- [Exercise] Copy each line that contains the string "order".

- [Data entries]
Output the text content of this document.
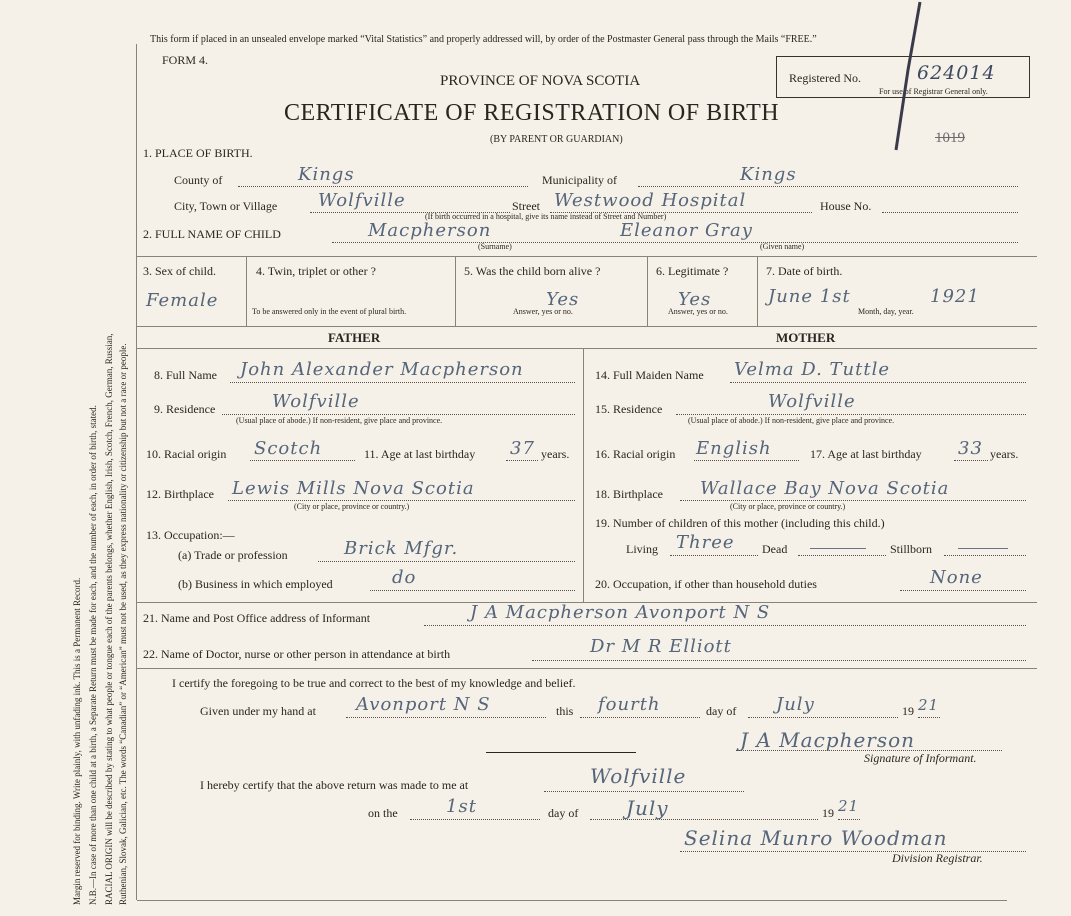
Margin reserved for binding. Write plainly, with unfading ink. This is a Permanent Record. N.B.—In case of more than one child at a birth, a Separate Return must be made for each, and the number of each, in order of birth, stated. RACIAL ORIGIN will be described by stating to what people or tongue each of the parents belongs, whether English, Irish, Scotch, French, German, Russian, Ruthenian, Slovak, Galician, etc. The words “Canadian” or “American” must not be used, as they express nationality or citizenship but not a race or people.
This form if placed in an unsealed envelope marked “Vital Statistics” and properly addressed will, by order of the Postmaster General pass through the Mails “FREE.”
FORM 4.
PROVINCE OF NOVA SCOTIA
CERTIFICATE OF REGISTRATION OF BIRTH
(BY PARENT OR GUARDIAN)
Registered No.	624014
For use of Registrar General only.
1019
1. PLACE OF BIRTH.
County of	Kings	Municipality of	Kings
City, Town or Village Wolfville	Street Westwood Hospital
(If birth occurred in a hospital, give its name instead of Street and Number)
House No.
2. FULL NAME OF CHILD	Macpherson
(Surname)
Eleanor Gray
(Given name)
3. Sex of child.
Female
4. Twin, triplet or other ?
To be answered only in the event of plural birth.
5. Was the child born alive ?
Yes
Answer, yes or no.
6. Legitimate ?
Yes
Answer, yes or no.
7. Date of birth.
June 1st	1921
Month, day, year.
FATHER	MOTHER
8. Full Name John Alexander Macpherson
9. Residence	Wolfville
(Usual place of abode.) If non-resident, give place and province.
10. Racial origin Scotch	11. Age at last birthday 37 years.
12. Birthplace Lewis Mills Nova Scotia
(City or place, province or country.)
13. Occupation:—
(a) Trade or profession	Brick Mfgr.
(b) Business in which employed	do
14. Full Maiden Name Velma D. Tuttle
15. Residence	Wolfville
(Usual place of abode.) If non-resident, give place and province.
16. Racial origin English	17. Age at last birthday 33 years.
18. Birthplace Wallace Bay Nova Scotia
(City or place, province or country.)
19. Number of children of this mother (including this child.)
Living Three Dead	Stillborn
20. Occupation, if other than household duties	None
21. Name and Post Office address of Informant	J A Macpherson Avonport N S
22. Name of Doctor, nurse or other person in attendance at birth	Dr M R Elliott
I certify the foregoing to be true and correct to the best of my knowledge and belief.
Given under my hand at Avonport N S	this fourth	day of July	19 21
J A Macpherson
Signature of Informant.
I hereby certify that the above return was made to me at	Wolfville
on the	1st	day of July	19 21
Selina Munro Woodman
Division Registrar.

--

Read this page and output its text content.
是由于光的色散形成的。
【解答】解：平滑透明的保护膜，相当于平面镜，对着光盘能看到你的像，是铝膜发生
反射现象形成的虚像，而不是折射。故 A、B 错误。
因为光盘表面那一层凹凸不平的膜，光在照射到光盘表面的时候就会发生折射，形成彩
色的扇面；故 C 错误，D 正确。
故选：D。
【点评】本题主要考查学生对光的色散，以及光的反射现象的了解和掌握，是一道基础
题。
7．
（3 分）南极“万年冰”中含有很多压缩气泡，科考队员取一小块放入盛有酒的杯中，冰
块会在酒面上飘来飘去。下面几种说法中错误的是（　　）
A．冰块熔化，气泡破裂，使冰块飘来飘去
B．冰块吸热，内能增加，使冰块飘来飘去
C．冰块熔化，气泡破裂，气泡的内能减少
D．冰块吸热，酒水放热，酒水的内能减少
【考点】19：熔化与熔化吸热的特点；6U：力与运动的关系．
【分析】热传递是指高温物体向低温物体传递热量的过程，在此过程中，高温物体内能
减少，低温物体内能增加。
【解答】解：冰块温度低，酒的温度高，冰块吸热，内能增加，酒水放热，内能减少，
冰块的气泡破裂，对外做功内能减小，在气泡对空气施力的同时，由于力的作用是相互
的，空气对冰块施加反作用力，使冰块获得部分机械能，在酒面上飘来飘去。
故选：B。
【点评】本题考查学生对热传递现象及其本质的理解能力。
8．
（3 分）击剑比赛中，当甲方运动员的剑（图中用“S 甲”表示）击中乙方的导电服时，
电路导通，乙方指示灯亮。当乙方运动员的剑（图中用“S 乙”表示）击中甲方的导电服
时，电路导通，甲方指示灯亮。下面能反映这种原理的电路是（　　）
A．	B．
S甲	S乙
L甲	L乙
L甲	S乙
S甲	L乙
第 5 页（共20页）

- [Complete response]
Margin reserved for binding. Write plainly, with unfading ink. This is a Permanent Record. N.B.—In case of more than one child at a birth, a Separate Return must be made for each, and the number of each, in order of birth, stated. RACIAL ORIGIN will be described by stating to what people or tongue each of the parents belongs, whether English, Irish, Scotch, French, German, Russian, Ruthenian, Slovak, Galician, etc. The words “Canadian” or “American” must not be used, as they express nationality or citizenship but not a race or people.
This form if placed in an unsealed envelope marked “Vital Statistics” and properly addressed will, by order of the Postmaster General pass through the Mails “FREE.”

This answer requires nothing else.